WHAT IS ASKED: Below is a listing. Gather each line of it that contains "this".

PROVIDED RECORDS:
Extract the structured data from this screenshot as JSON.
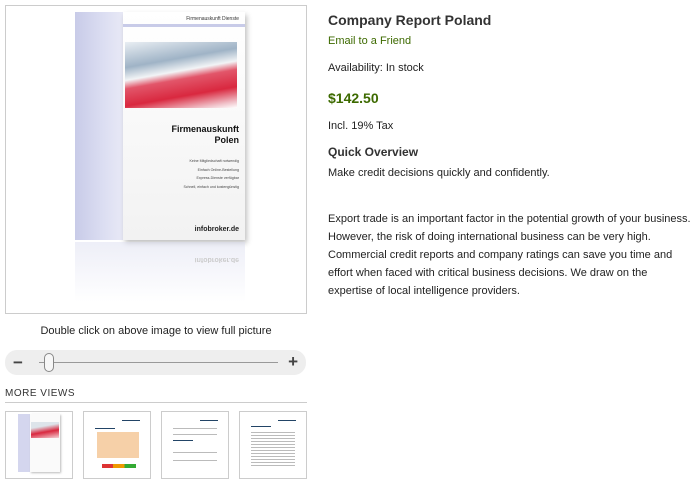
{
  "product": {
    "title": "Company Report Poland",
    "email_link": "Email to a Friend",
    "availability": "Availability: In stock",
    "price": "$142.50",
    "tax": "Incl. 19% Tax",
    "overview_heading": "Quick Overview",
    "short_description": "Make credit decisions quickly and confidently.",
    "description": "Export trade is an important factor in the potential growth of your business. However, the risk of doing international business can be very high. Commercial credit reports and company ratings can save you time and effort when faced with critical business decisions. We draw on the expertise of local intelligence providers."
  },
  "cover": {
    "header": "Firmenauskunft Dienste",
    "title_line1": "Firmenauskunft",
    "title_line2": "Polen",
    "bullets": [
      "Keine Mitgliedschaft notwendig",
      "Einfach Online-Bestellung",
      "Express-Dienste verfügbar",
      "Schnell, einfach und kostengünstig"
    ],
    "brand": "infobroker.de"
  },
  "gallery": {
    "caption": "Double click on above image to view full picture",
    "zoom_level": 0.05,
    "minus": "−",
    "plus": "+",
    "more_views": "MORE VIEWS",
    "thumbnails": [
      "cover",
      "report-page-1",
      "report-page-2",
      "report-page-3"
    ]
  },
  "colors": {
    "accent_green": "#3d6a00"
  }
}
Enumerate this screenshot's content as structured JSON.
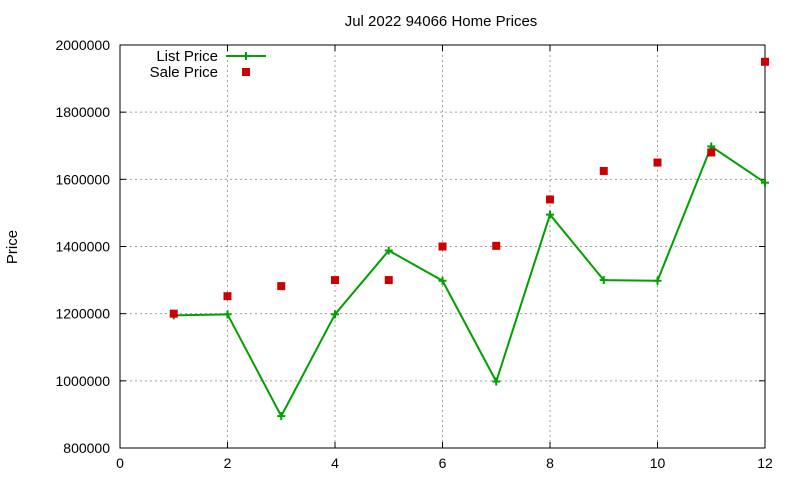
{
  "chart_data": {
    "type": "line",
    "title": "Jul 2022 94066 Home Prices",
    "xlabel": "",
    "ylabel": "Price",
    "xlim": [
      0,
      12
    ],
    "ylim": [
      800000,
      2000000
    ],
    "x_ticks": [
      "0",
      "2",
      "4",
      "6",
      "8",
      "10",
      "12"
    ],
    "x_tick_values": [
      0,
      2,
      4,
      6,
      8,
      10,
      12
    ],
    "y_ticks": [
      "800000",
      "1000000",
      "1200000",
      "1400000",
      "1600000",
      "1800000",
      "2000000"
    ],
    "y_tick_values": [
      800000,
      1000000,
      1200000,
      1400000,
      1600000,
      1800000,
      2000000
    ],
    "grid": true,
    "legend_position": "top-left",
    "series": [
      {
        "name": "List Price",
        "style": "line-plus",
        "color": "#00a000",
        "x": [
          1,
          2,
          3,
          4,
          5,
          6,
          7,
          8,
          9,
          10,
          11,
          12
        ],
        "values": [
          1195000,
          1198000,
          895000,
          1198000,
          1388000,
          1298000,
          998000,
          1495000,
          1300000,
          1298000,
          1698000,
          1590000
        ]
      },
      {
        "name": "Sale Price",
        "style": "square-points",
        "color": "#cc0000",
        "x": [
          1,
          2,
          3,
          4,
          5,
          6,
          7,
          8,
          9,
          10,
          11,
          12
        ],
        "values": [
          1200000,
          1252000,
          1282000,
          1300000,
          1300000,
          1400000,
          1402000,
          1540000,
          1625000,
          1650000,
          1680000,
          1950000
        ]
      }
    ]
  }
}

OUTPUT OF THE TASK:
Extract the structured data from this screenshot as JSON.
Enumerate this screenshot's content as structured JSON.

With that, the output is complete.